## [The request]
Search the material below for the string "values" and list each line that holds it.

## [Information given]
>> START
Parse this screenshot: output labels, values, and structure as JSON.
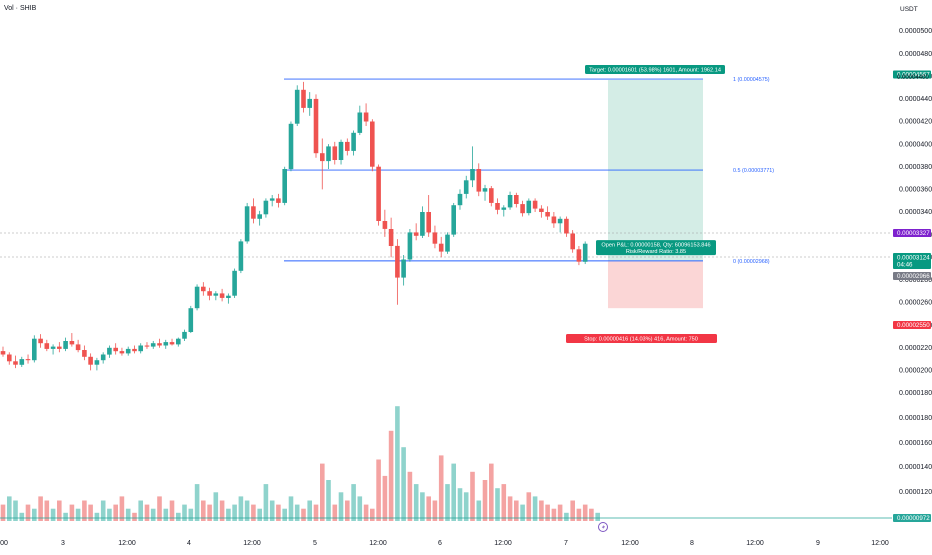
{
  "header": {
    "title": "Vol · SHIB"
  },
  "colors": {
    "up": "#26a69a",
    "down": "#ef5350",
    "vol_up": "#8fd3cc",
    "vol_down": "#f4a3a2",
    "fib_line": "#2962ff",
    "profit_fill": "#d4ede6",
    "loss_fill": "#fbd6d6",
    "target_badge": "#089981",
    "stop_badge": "#f23645",
    "last_price_badge": "#089981",
    "purple_badge": "#7e22ce",
    "grey_badge": "#787b86",
    "vol_badge": "#26a69a"
  },
  "chart_data": [
    {
      "type": "candlestick",
      "name": "SHIB/USDT price",
      "y_unit": "USDT",
      "ylim": [
        1.88e-05,
        5.18e-05
      ],
      "y_ticks": [
        "0.00005000",
        "0.00004800",
        "0.00004600",
        "0.00004400",
        "0.00004200",
        "0.00004000",
        "0.00003800",
        "0.00003600",
        "0.00003400",
        "0.00003200",
        "0.00003000",
        "0.00002800",
        "0.00002600",
        "0.00002400",
        "0.00002200",
        "0.00002000",
        "0.00001800"
      ],
      "x_ticks": [
        ":00",
        "3",
        "12:00",
        "4",
        "12:00",
        "5",
        "12:00",
        "6",
        "12:00",
        "7",
        "12:00",
        "8",
        "12:00",
        "9",
        "12:00"
      ],
      "candles": [
        {
          "o": 2.17e-05,
          "h": 2.21e-05,
          "l": 2.12e-05,
          "c": 2.14e-05
        },
        {
          "o": 2.14e-05,
          "h": 2.16e-05,
          "l": 2.05e-05,
          "c": 2.08e-05
        },
        {
          "o": 2.08e-05,
          "h": 2.13e-05,
          "l": 2.02e-05,
          "c": 2.05e-05
        },
        {
          "o": 2.05e-05,
          "h": 2.12e-05,
          "l": 2.03e-05,
          "c": 2.1e-05
        },
        {
          "o": 2.1e-05,
          "h": 2.14e-05,
          "l": 2.06e-05,
          "c": 2.09e-05
        },
        {
          "o": 2.09e-05,
          "h": 2.31e-05,
          "l": 2.07e-05,
          "c": 2.28e-05
        },
        {
          "o": 2.28e-05,
          "h": 2.32e-05,
          "l": 2.2e-05,
          "c": 2.24e-05
        },
        {
          "o": 2.24e-05,
          "h": 2.27e-05,
          "l": 2.17e-05,
          "c": 2.19e-05
        },
        {
          "o": 2.19e-05,
          "h": 2.23e-05,
          "l": 2.14e-05,
          "c": 2.21e-05
        },
        {
          "o": 2.21e-05,
          "h": 2.25e-05,
          "l": 2.16e-05,
          "c": 2.19e-05
        },
        {
          "o": 2.19e-05,
          "h": 2.29e-05,
          "l": 2.17e-05,
          "c": 2.26e-05
        },
        {
          "o": 2.26e-05,
          "h": 2.33e-05,
          "l": 2.21e-05,
          "c": 2.23e-05
        },
        {
          "o": 2.23e-05,
          "h": 2.27e-05,
          "l": 2.16e-05,
          "c": 2.18e-05
        },
        {
          "o": 2.18e-05,
          "h": 2.22e-05,
          "l": 2.09e-05,
          "c": 2.12e-05
        },
        {
          "o": 2.12e-05,
          "h": 2.15e-05,
          "l": 2e-05,
          "c": 2.05e-05
        },
        {
          "o": 2.05e-05,
          "h": 2.11e-05,
          "l": 2e-05,
          "c": 2.09e-05
        },
        {
          "o": 2.09e-05,
          "h": 2.16e-05,
          "l": 2.06e-05,
          "c": 2.14e-05
        },
        {
          "o": 2.14e-05,
          "h": 2.22e-05,
          "l": 2.11e-05,
          "c": 2.2e-05
        },
        {
          "o": 2.2e-05,
          "h": 2.24e-05,
          "l": 2.14e-05,
          "c": 2.17e-05
        },
        {
          "o": 2.17e-05,
          "h": 2.2e-05,
          "l": 2.13e-05,
          "c": 2.15e-05
        },
        {
          "o": 2.15e-05,
          "h": 2.21e-05,
          "l": 2.13e-05,
          "c": 2.19e-05
        },
        {
          "o": 2.19e-05,
          "h": 2.22e-05,
          "l": 2.15e-05,
          "c": 2.17e-05
        },
        {
          "o": 2.17e-05,
          "h": 2.24e-05,
          "l": 2.15e-05,
          "c": 2.22e-05
        },
        {
          "o": 2.22e-05,
          "h": 2.25e-05,
          "l": 2.19e-05,
          "c": 2.21e-05
        },
        {
          "o": 2.21e-05,
          "h": 2.26e-05,
          "l": 2.19e-05,
          "c": 2.24e-05
        },
        {
          "o": 2.24e-05,
          "h": 2.28e-05,
          "l": 2.2e-05,
          "c": 2.22e-05
        },
        {
          "o": 2.22e-05,
          "h": 2.27e-05,
          "l": 2.19e-05,
          "c": 2.25e-05
        },
        {
          "o": 2.25e-05,
          "h": 2.28e-05,
          "l": 2.22e-05,
          "c": 2.23e-05
        },
        {
          "o": 2.23e-05,
          "h": 2.29e-05,
          "l": 2.21e-05,
          "c": 2.28e-05
        },
        {
          "o": 2.28e-05,
          "h": 2.36e-05,
          "l": 2.26e-05,
          "c": 2.34e-05
        },
        {
          "o": 2.34e-05,
          "h": 2.57e-05,
          "l": 2.33e-05,
          "c": 2.55e-05
        },
        {
          "o": 2.55e-05,
          "h": 2.76e-05,
          "l": 2.53e-05,
          "c": 2.74e-05
        },
        {
          "o": 2.74e-05,
          "h": 2.78e-05,
          "l": 2.66e-05,
          "c": 2.7e-05
        },
        {
          "o": 2.7e-05,
          "h": 2.73e-05,
          "l": 2.62e-05,
          "c": 2.66e-05
        },
        {
          "o": 2.66e-05,
          "h": 2.7e-05,
          "l": 2.62e-05,
          "c": 2.68e-05
        },
        {
          "o": 2.68e-05,
          "h": 2.72e-05,
          "l": 2.61e-05,
          "c": 2.64e-05
        },
        {
          "o": 2.64e-05,
          "h": 2.68e-05,
          "l": 2.59e-05,
          "c": 2.66e-05
        },
        {
          "o": 2.66e-05,
          "h": 2.9e-05,
          "l": 2.64e-05,
          "c": 2.88e-05
        },
        {
          "o": 2.88e-05,
          "h": 3.16e-05,
          "l": 2.86e-05,
          "c": 3.14e-05
        },
        {
          "o": 3.14e-05,
          "h": 3.48e-05,
          "l": 3.12e-05,
          "c": 3.45e-05
        },
        {
          "o": 3.45e-05,
          "h": 3.52e-05,
          "l": 3.3e-05,
          "c": 3.34e-05
        },
        {
          "o": 3.34e-05,
          "h": 3.41e-05,
          "l": 3.28e-05,
          "c": 3.38e-05
        },
        {
          "o": 3.38e-05,
          "h": 3.52e-05,
          "l": 3.35e-05,
          "c": 3.5e-05
        },
        {
          "o": 3.5e-05,
          "h": 3.55e-05,
          "l": 3.45e-05,
          "c": 3.52e-05
        },
        {
          "o": 3.52e-05,
          "h": 3.56e-05,
          "l": 3.44e-05,
          "c": 3.48e-05
        },
        {
          "o": 3.48e-05,
          "h": 3.8e-05,
          "l": 3.46e-05,
          "c": 3.78e-05
        },
        {
          "o": 3.78e-05,
          "h": 4.2e-05,
          "l": 3.76e-05,
          "c": 4.18e-05
        },
        {
          "o": 4.18e-05,
          "h": 4.52e-05,
          "l": 4.16e-05,
          "c": 4.48e-05
        },
        {
          "o": 4.48e-05,
          "h": 4.55e-05,
          "l": 4.28e-05,
          "c": 4.32e-05
        },
        {
          "o": 4.32e-05,
          "h": 4.46e-05,
          "l": 4.25e-05,
          "c": 4.4e-05
        },
        {
          "o": 4.4e-05,
          "h": 4.44e-05,
          "l": 3.88e-05,
          "c": 3.92e-05
        },
        {
          "o": 3.92e-05,
          "h": 4.05e-05,
          "l": 3.6e-05,
          "c": 3.85e-05
        },
        {
          "o": 3.85e-05,
          "h": 4e-05,
          "l": 3.78e-05,
          "c": 3.98e-05
        },
        {
          "o": 3.98e-05,
          "h": 4.02e-05,
          "l": 3.82e-05,
          "c": 3.86e-05
        },
        {
          "o": 3.86e-05,
          "h": 4.04e-05,
          "l": 3.82e-05,
          "c": 4.02e-05
        },
        {
          "o": 4.02e-05,
          "h": 4.05e-05,
          "l": 3.9e-05,
          "c": 3.94e-05
        },
        {
          "o": 3.94e-05,
          "h": 4.12e-05,
          "l": 3.9e-05,
          "c": 4.1e-05
        },
        {
          "o": 4.1e-05,
          "h": 4.34e-05,
          "l": 4.08e-05,
          "c": 4.28e-05
        },
        {
          "o": 4.28e-05,
          "h": 4.36e-05,
          "l": 4.16e-05,
          "c": 4.2e-05
        },
        {
          "o": 4.2e-05,
          "h": 4.22e-05,
          "l": 3.76e-05,
          "c": 3.8e-05
        },
        {
          "o": 3.8e-05,
          "h": 3.82e-05,
          "l": 3.28e-05,
          "c": 3.32e-05
        },
        {
          "o": 3.32e-05,
          "h": 3.42e-05,
          "l": 3.18e-05,
          "c": 3.25e-05
        },
        {
          "o": 3.25e-05,
          "h": 3.35e-05,
          "l": 3e-05,
          "c": 3.1e-05
        },
        {
          "o": 3.1e-05,
          "h": 3.16e-05,
          "l": 2.58e-05,
          "c": 2.82e-05
        },
        {
          "o": 2.82e-05,
          "h": 3.02e-05,
          "l": 2.75e-05,
          "c": 2.98e-05
        },
        {
          "o": 2.98e-05,
          "h": 3.25e-05,
          "l": 2.96e-05,
          "c": 3.22e-05
        },
        {
          "o": 3.22e-05,
          "h": 3.3e-05,
          "l": 3.15e-05,
          "c": 3.19e-05
        },
        {
          "o": 3.19e-05,
          "h": 3.45e-05,
          "l": 3.17e-05,
          "c": 3.4e-05
        },
        {
          "o": 3.4e-05,
          "h": 3.55e-05,
          "l": 3.18e-05,
          "c": 3.22e-05
        },
        {
          "o": 3.22e-05,
          "h": 3.28e-05,
          "l": 3.08e-05,
          "c": 3.12e-05
        },
        {
          "o": 3.12e-05,
          "h": 3.18e-05,
          "l": 3e-05,
          "c": 3.05e-05
        },
        {
          "o": 3.05e-05,
          "h": 3.22e-05,
          "l": 3.03e-05,
          "c": 3.2e-05
        },
        {
          "o": 3.2e-05,
          "h": 3.48e-05,
          "l": 3.18e-05,
          "c": 3.46e-05
        },
        {
          "o": 3.46e-05,
          "h": 3.6e-05,
          "l": 3.42e-05,
          "c": 3.56e-05
        },
        {
          "o": 3.56e-05,
          "h": 3.72e-05,
          "l": 3.52e-05,
          "c": 3.68e-05
        },
        {
          "o": 3.68e-05,
          "h": 3.98e-05,
          "l": 3.62e-05,
          "c": 3.78e-05
        },
        {
          "o": 3.78e-05,
          "h": 3.83e-05,
          "l": 3.54e-05,
          "c": 3.58e-05
        },
        {
          "o": 3.58e-05,
          "h": 3.64e-05,
          "l": 3.5e-05,
          "c": 3.61e-05
        },
        {
          "o": 3.61e-05,
          "h": 3.63e-05,
          "l": 3.45e-05,
          "c": 3.48e-05
        },
        {
          "o": 3.48e-05,
          "h": 3.52e-05,
          "l": 3.38e-05,
          "c": 3.42e-05
        },
        {
          "o": 3.42e-05,
          "h": 3.46e-05,
          "l": 3.36e-05,
          "c": 3.44e-05
        },
        {
          "o": 3.44e-05,
          "h": 3.58e-05,
          "l": 3.42e-05,
          "c": 3.55e-05
        },
        {
          "o": 3.55e-05,
          "h": 3.57e-05,
          "l": 3.44e-05,
          "c": 3.47e-05
        },
        {
          "o": 3.47e-05,
          "h": 3.5e-05,
          "l": 3.36e-05,
          "c": 3.39e-05
        },
        {
          "o": 3.39e-05,
          "h": 3.52e-05,
          "l": 3.37e-05,
          "c": 3.5e-05
        },
        {
          "o": 3.5e-05,
          "h": 3.52e-05,
          "l": 3.4e-05,
          "c": 3.43e-05
        },
        {
          "o": 3.43e-05,
          "h": 3.46e-05,
          "l": 3.35e-05,
          "c": 3.4e-05
        },
        {
          "o": 3.4e-05,
          "h": 3.45e-05,
          "l": 3.33e-05,
          "c": 3.36e-05
        },
        {
          "o": 3.36e-05,
          "h": 3.4e-05,
          "l": 3.26e-05,
          "c": 3.3e-05
        },
        {
          "o": 3.3e-05,
          "h": 3.36e-05,
          "l": 3.22e-05,
          "c": 3.34e-05
        },
        {
          "o": 3.34e-05,
          "h": 3.36e-05,
          "l": 3.18e-05,
          "c": 3.21e-05
        },
        {
          "o": 3.21e-05,
          "h": 3.24e-05,
          "l": 3.04e-05,
          "c": 3.07e-05
        },
        {
          "o": 3.07e-05,
          "h": 3.1e-05,
          "l": 2.93e-05,
          "c": 2.96e-05
        },
        {
          "o": 2.96e-05,
          "h": 3.14e-05,
          "l": 2.94e-05,
          "c": 3.12e-05
        }
      ]
    },
    {
      "type": "bar",
      "name": "Volume",
      "y_ticks": [
        "0.00001800",
        "0.00001600",
        "0.00001400",
        "0.00001200",
        "0.00001000",
        "0.00000972"
      ],
      "values": [
        4,
        6,
        5,
        2,
        4,
        3,
        6,
        5,
        3,
        5,
        2,
        4,
        3,
        5,
        4,
        2,
        5,
        3,
        4,
        6,
        3,
        2,
        5,
        4,
        3,
        6,
        3,
        5,
        2,
        4,
        3,
        9,
        5,
        4,
        7,
        5,
        3,
        4,
        6,
        5,
        4,
        3,
        9,
        5,
        4,
        3,
        6,
        4,
        3,
        5,
        4,
        14,
        10,
        4,
        7,
        5,
        9,
        6,
        4,
        3,
        15,
        11,
        22,
        28,
        18,
        12,
        9,
        7,
        6,
        5,
        16,
        9,
        14,
        8,
        7,
        12,
        5,
        10,
        14,
        8,
        9,
        6,
        5,
        4,
        7,
        6,
        5,
        4,
        3,
        4,
        2,
        5,
        3,
        4,
        3,
        2
      ],
      "up": [
        false,
        true,
        true,
        true,
        false,
        true,
        false,
        false,
        true,
        false,
        true,
        false,
        true,
        false,
        false,
        true,
        true,
        true,
        false,
        false,
        true,
        false,
        true,
        false,
        true,
        false,
        true,
        false,
        true,
        true,
        true,
        true,
        false,
        false,
        true,
        false,
        true,
        true,
        true,
        true,
        false,
        true,
        true,
        true,
        false,
        true,
        true,
        true,
        false,
        true,
        false,
        false,
        true,
        false,
        true,
        false,
        true,
        true,
        false,
        false,
        false,
        false,
        false,
        true,
        true,
        false,
        true,
        true,
        false,
        false,
        false,
        true,
        true,
        true,
        true,
        false,
        true,
        false,
        false,
        true,
        false,
        false,
        false,
        true,
        false,
        true,
        false,
        false,
        false,
        false,
        true,
        false,
        false,
        false,
        false,
        true
      ]
    }
  ],
  "right_axis": {
    "unit_label": "USDT",
    "target_badge": "0.00004567",
    "fib1_badge": "0.00004400",
    "purple_badge": "0.00003327",
    "last_price_badge": "0.00003124",
    "countdown": "04:46",
    "grey_badge": "0.00002966",
    "stop_badge": "0.00002550",
    "vol_badge": "0.00000972"
  },
  "fib": [
    {
      "label": "1 (0.00004575)",
      "price": 4.575e-05
    },
    {
      "label": "0.5 (0.00003771)",
      "price": 3.771e-05
    },
    {
      "label": "0 (0.00002968)",
      "price": 2.968e-05
    }
  ],
  "position": {
    "entry": 2.966e-05,
    "target": 4.567e-05,
    "stop": 2.55e-05,
    "target_label": "Target: 0.00001601 (53.98%) 1601, Amount: 1962.14",
    "open_pnl_line": "Open P&L: 0.00000158, Qty: 60096153.846",
    "rr_line": "Risk/Reward Ratio: 3.85",
    "stop_label": "Stop: 0.00000416 (14.03%) 416, Amount: 750"
  }
}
>> END
## [Solution for this exercise]
Parse this screenshot: output labels, values, and structure as JSON.
      "values": [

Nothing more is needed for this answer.